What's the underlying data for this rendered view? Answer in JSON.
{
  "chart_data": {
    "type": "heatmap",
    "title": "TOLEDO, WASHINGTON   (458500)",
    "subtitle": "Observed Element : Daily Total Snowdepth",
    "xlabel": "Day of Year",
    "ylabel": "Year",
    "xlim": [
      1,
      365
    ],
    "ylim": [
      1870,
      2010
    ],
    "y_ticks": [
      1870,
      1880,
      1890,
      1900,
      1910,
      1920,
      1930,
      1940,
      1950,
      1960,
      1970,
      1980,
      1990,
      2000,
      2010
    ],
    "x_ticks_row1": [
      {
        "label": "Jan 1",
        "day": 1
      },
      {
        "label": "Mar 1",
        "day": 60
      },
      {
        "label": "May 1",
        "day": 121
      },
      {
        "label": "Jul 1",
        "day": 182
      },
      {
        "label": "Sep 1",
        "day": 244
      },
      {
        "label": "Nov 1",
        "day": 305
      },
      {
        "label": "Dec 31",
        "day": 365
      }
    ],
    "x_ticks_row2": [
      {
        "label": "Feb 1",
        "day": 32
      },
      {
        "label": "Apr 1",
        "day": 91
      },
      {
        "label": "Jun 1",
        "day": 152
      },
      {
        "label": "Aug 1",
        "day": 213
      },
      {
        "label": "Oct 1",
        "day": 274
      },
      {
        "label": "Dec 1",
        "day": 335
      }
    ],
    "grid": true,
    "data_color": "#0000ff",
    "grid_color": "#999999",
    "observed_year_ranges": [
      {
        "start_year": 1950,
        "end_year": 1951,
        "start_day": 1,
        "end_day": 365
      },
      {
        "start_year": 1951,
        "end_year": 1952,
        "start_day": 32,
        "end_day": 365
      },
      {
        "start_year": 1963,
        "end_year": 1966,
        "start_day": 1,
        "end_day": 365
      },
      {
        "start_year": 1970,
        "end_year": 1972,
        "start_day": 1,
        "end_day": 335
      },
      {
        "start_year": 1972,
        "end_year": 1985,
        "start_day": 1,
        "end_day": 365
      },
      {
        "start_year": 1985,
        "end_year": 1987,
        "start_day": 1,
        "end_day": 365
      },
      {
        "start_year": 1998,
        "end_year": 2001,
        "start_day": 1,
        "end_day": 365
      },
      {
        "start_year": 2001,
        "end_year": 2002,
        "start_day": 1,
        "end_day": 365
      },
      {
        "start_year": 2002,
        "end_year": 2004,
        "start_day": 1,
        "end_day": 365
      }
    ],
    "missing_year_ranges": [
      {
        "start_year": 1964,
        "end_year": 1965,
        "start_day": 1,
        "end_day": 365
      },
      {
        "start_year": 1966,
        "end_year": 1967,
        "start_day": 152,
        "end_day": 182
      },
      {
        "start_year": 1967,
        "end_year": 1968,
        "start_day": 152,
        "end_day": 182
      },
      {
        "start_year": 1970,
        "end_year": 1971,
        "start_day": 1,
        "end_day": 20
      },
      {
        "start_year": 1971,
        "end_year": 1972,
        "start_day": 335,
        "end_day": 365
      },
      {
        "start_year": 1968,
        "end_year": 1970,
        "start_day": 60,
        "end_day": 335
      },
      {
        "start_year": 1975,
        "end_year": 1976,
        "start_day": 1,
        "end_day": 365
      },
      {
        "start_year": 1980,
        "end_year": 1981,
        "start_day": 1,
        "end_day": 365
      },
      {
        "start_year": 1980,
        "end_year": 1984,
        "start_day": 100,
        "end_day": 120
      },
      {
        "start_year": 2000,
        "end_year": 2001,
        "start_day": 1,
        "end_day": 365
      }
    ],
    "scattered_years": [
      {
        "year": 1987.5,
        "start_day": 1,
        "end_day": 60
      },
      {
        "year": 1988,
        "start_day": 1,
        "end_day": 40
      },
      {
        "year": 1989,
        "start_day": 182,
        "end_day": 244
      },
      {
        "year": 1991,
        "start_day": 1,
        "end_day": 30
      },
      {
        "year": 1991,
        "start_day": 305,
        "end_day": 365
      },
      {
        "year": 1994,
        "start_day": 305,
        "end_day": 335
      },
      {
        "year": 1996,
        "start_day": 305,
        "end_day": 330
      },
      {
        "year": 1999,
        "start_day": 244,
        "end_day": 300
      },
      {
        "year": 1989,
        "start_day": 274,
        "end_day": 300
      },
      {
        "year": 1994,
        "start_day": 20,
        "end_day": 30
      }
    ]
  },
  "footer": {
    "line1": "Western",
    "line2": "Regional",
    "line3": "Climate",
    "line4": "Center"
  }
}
^^^^^^^^^^^^^^^^
Short exercise =>
Reproduce each line of the material above precisely.

Reply =>
What's the underlying data for this rendered view? Answer in JSON.
{
  "chart_data": {
    "type": "heatmap",
    "title": "TOLEDO, WASHINGTON   (458500)",
    "subtitle": "Observed Element : Daily Total Snowdepth",
    "xlabel": "Day of Year",
    "ylabel": "Year",
    "xlim": [
      1,
      365
    ],
    "ylim": [
      1870,
      2010
    ],
    "y_ticks": [
      1870,
      1880,
      1890,
      1900,
      1910,
      1920,
      1930,
      1940,
      1950,
      1960,
      1970,
      1980,
      1990,
      2000,
      2010
    ],
    "x_ticks_row1": [
      {
        "label": "Jan 1",
        "day": 1
      },
      {
        "label": "Mar 1",
        "day": 60
      },
      {
        "label": "May 1",
        "day": 121
      },
      {
        "label": "Jul 1",
        "day": 182
      },
      {
        "label": "Sep 1",
        "day": 244
      },
      {
        "label": "Nov 1",
        "day": 305
      },
      {
        "label": "Dec 31",
        "day": 365
      }
    ],
    "x_ticks_row2": [
      {
        "label": "Feb 1",
        "day": 32
      },
      {
        "label": "Apr 1",
        "day": 91
      },
      {
        "label": "Jun 1",
        "day": 152
      },
      {
        "label": "Aug 1",
        "day": 213
      },
      {
        "label": "Oct 1",
        "day": 274
      },
      {
        "label": "Dec 1",
        "day": 335
      }
    ],
    "grid": true,
    "data_color": "#0000ff",
    "grid_color": "#999999",
    "observed_year_ranges": [
      {
        "start_year": 1950,
        "end_year": 1951,
        "start_day": 1,
        "end_day": 365
      },
      {
        "start_year": 1951,
        "end_year": 1952,
        "start_day": 32,
        "end_day": 365
      },
      {
        "start_year": 1963,
        "end_year": 1966,
        "start_day": 1,
        "end_day": 365
      },
      {
        "start_year": 1970,
        "end_year": 1972,
        "start_day": 1,
        "end_day": 335
      },
      {
        "start_year": 1972,
        "end_year": 1985,
        "start_day": 1,
        "end_day": 365
      },
      {
        "start_year": 1985,
        "end_year": 1987,
        "start_day": 1,
        "end_day": 365
      },
      {
        "start_year": 1998,
        "end_year": 2001,
        "start_day": 1,
        "end_day": 365
      },
      {
        "start_year": 2001,
        "end_year": 2002,
        "start_day": 1,
        "end_day": 365
      },
      {
        "start_year": 2002,
        "end_year": 2004,
        "start_day": 1,
        "end_day": 365
      }
    ],
    "missing_year_ranges": [
      {
        "start_year": 1964,
        "end_year": 1965,
        "start_day": 1,
        "end_day": 365
      },
      {
        "start_year": 1966,
        "end_year": 1967,
        "start_day": 152,
        "end_day": 182
      },
      {
        "start_year": 1967,
        "end_year": 1968,
        "start_day": 152,
        "end_day": 182
      },
      {
        "start_year": 1970,
        "end_year": 1971,
        "start_day": 1,
        "end_day": 20
      },
      {
        "start_year": 1971,
        "end_year": 1972,
        "start_day": 335,
        "end_day": 365
      },
      {
        "start_year": 1968,
        "end_year": 1970,
        "start_day": 60,
        "end_day": 335
      },
      {
        "start_year": 1975,
        "end_year": 1976,
        "start_day": 1,
        "end_day": 365
      },
      {
        "start_year": 1980,
        "end_year": 1981,
        "start_day": 1,
        "end_day": 365
      },
      {
        "start_year": 1980,
        "end_year": 1984,
        "start_day": 100,
        "end_day": 120
      },
      {
        "start_year": 2000,
        "end_year": 2001,
        "start_day": 1,
        "end_day": 365
      }
    ],
    "scattered_years": [
      {
        "year": 1987.5,
        "start_day": 1,
        "end_day": 60
      },
      {
        "year": 1988,
        "start_day": 1,
        "end_day": 40
      },
      {
        "year": 1989,
        "start_day": 182,
        "end_day": 244
      },
      {
        "year": 1991,
        "start_day": 1,
        "end_day": 30
      },
      {
        "year": 1991,
        "start_day": 305,
        "end_day": 365
      },
      {
        "year": 1994,
        "start_day": 305,
        "end_day": 335
      },
      {
        "year": 1996,
        "start_day": 305,
        "end_day": 330
      },
      {
        "year": 1999,
        "start_day": 244,
        "end_day": 300
      },
      {
        "year": 1989,
        "start_day": 274,
        "end_day": 300
      },
      {
        "year": 1994,
        "start_day": 20,
        "end_day": 30
      }
    ]
  },
  "footer": {
    "line1": "Western",
    "line2": "Regional",
    "line3": "Climate",
    "line4": "Center"
  }
}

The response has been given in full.